▶ [EXERCISE DESCRIPTION] Scan the data. Collect each line that contains the word "Bahn".

▶ [Figure collection entries]
-- Start --

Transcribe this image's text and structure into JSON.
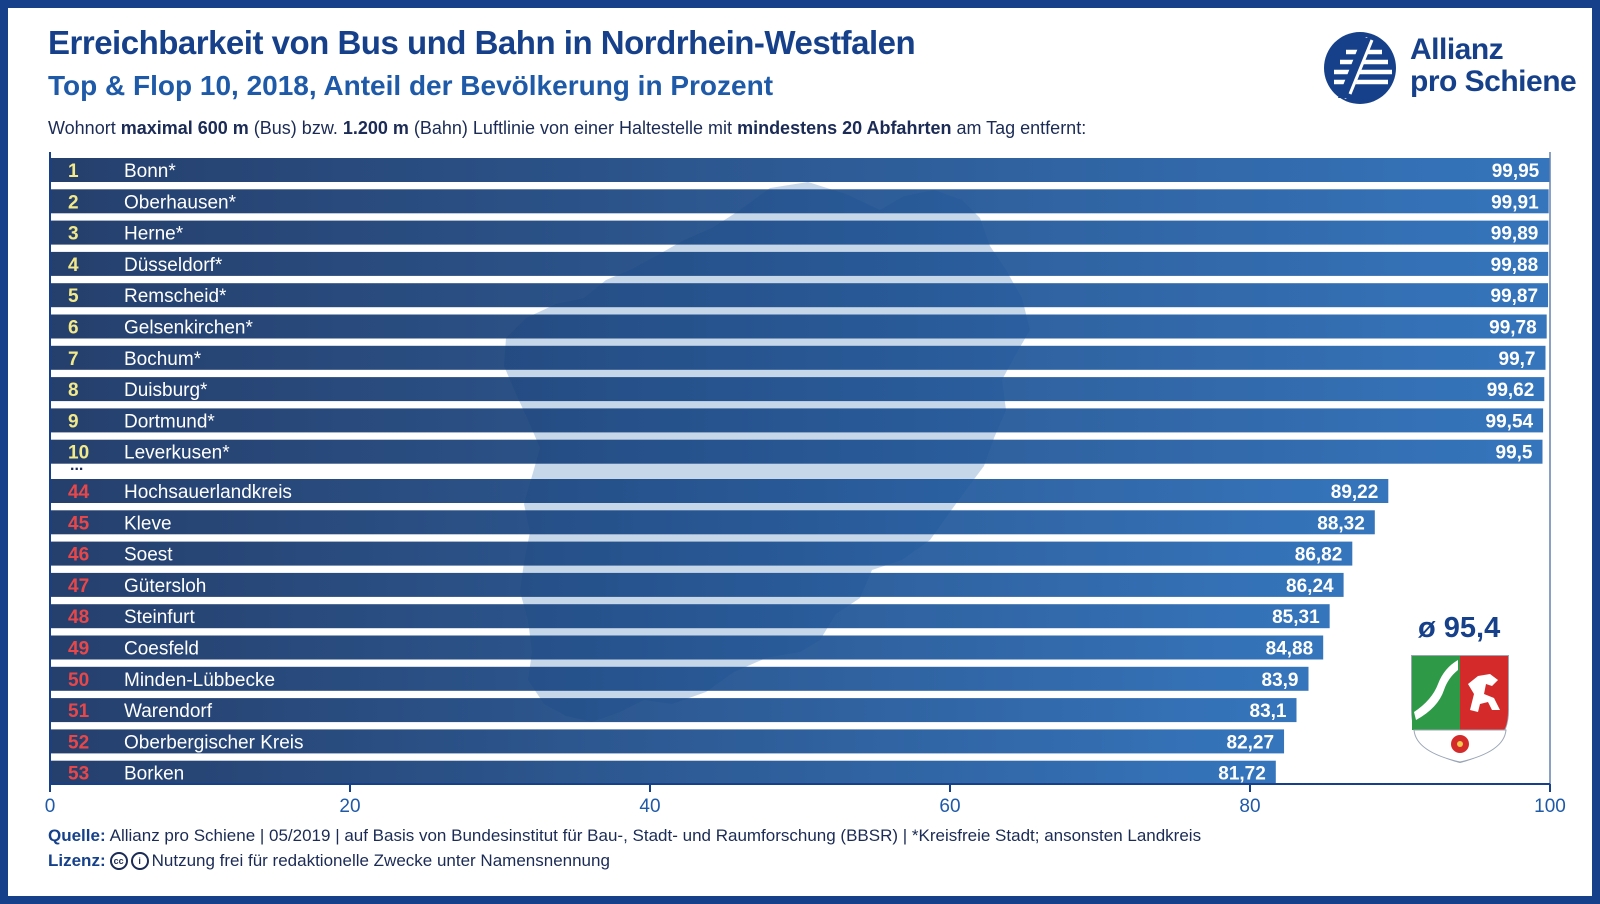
{
  "title": "Erreichbarkeit von Bus und Bahn in Nordrhein-Westfalen",
  "subtitle": "Top & Flop 10, 2018, Anteil der Bevölkerung in Prozent",
  "note": {
    "t1": "Wohnort ",
    "b1": "maximal 600 m",
    "t2": " (Bus) bzw. ",
    "b2": "1.200 m",
    "t3": " (Bahn) Luftlinie von einer Haltestelle mit ",
    "b3": "mindestens 20 Abfahrten",
    "t4": " am Tag entfernt:"
  },
  "logo": {
    "name": "Allianz\npro Schiene"
  },
  "average": {
    "label": "ø 95,4",
    "value": 95.4
  },
  "footer": {
    "source_label": "Quelle:",
    "source_text": "Allianz pro Schiene | 05/2019 | auf Basis von Bundesinstitut für Bau-, Stadt- und Raumforschung (BBSR) | *Kreisfreie Stadt; ansonsten Landkreis",
    "license_label": "Lizenz:",
    "license_text": "Nutzung frei für redaktionelle Zwecke unter Namensnennung",
    "icons": [
      "cc-icon",
      "by-icon"
    ]
  },
  "colors": {
    "brand": "#16418a",
    "bar_dark": "#0d2a5c",
    "bar_light": "#1f66b5",
    "top_rank": "#f2e98a",
    "flop_rank": "#e8474a",
    "map": "#c7d7ea"
  },
  "chart_data": {
    "type": "bar",
    "orientation": "horizontal",
    "xlim": [
      0,
      100
    ],
    "x_ticks": [
      "0",
      "20",
      "40",
      "60",
      "80",
      "100"
    ],
    "gap_marker": "...",
    "top": [
      {
        "rank": "1",
        "name": "Bonn*",
        "value": 99.95,
        "label": "99,95"
      },
      {
        "rank": "2",
        "name": "Oberhausen*",
        "value": 99.91,
        "label": "99,91"
      },
      {
        "rank": "3",
        "name": "Herne*",
        "value": 99.89,
        "label": "99,89"
      },
      {
        "rank": "4",
        "name": "Düsseldorf*",
        "value": 99.88,
        "label": "99,88"
      },
      {
        "rank": "5",
        "name": "Remscheid*",
        "value": 99.87,
        "label": "99,87"
      },
      {
        "rank": "6",
        "name": "Gelsenkirchen*",
        "value": 99.78,
        "label": "99,78"
      },
      {
        "rank": "7",
        "name": "Bochum*",
        "value": 99.7,
        "label": "99,7"
      },
      {
        "rank": "8",
        "name": "Duisburg*",
        "value": 99.62,
        "label": "99,62"
      },
      {
        "rank": "9",
        "name": "Dortmund*",
        "value": 99.54,
        "label": "99,54"
      },
      {
        "rank": "10",
        "name": "Leverkusen*",
        "value": 99.5,
        "label": "99,5"
      }
    ],
    "flop": [
      {
        "rank": "44",
        "name": "Hochsauerlandkreis",
        "value": 89.22,
        "label": "89,22"
      },
      {
        "rank": "45",
        "name": "Kleve",
        "value": 88.32,
        "label": "88,32"
      },
      {
        "rank": "46",
        "name": "Soest",
        "value": 86.82,
        "label": "86,82"
      },
      {
        "rank": "47",
        "name": "Gütersloh",
        "value": 86.24,
        "label": "86,24"
      },
      {
        "rank": "48",
        "name": "Steinfurt",
        "value": 85.31,
        "label": "85,31"
      },
      {
        "rank": "49",
        "name": "Coesfeld",
        "value": 84.88,
        "label": "84,88"
      },
      {
        "rank": "50",
        "name": "Minden-Lübbecke",
        "value": 83.9,
        "label": "83,9"
      },
      {
        "rank": "51",
        "name": "Warendorf",
        "value": 83.1,
        "label": "83,1"
      },
      {
        "rank": "52",
        "name": "Oberbergischer Kreis",
        "value": 82.27,
        "label": "82,27"
      },
      {
        "rank": "53",
        "name": "Borken",
        "value": 81.72,
        "label": "81,72"
      }
    ]
  }
}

-- End --

▶ [CORRECT RESULT]
  "title": "Erreichbarkeit von Bus und Bahn in Nordrhein-Westfalen",
    "t3": " (Bahn) Luftlinie von einer Haltestelle mit ",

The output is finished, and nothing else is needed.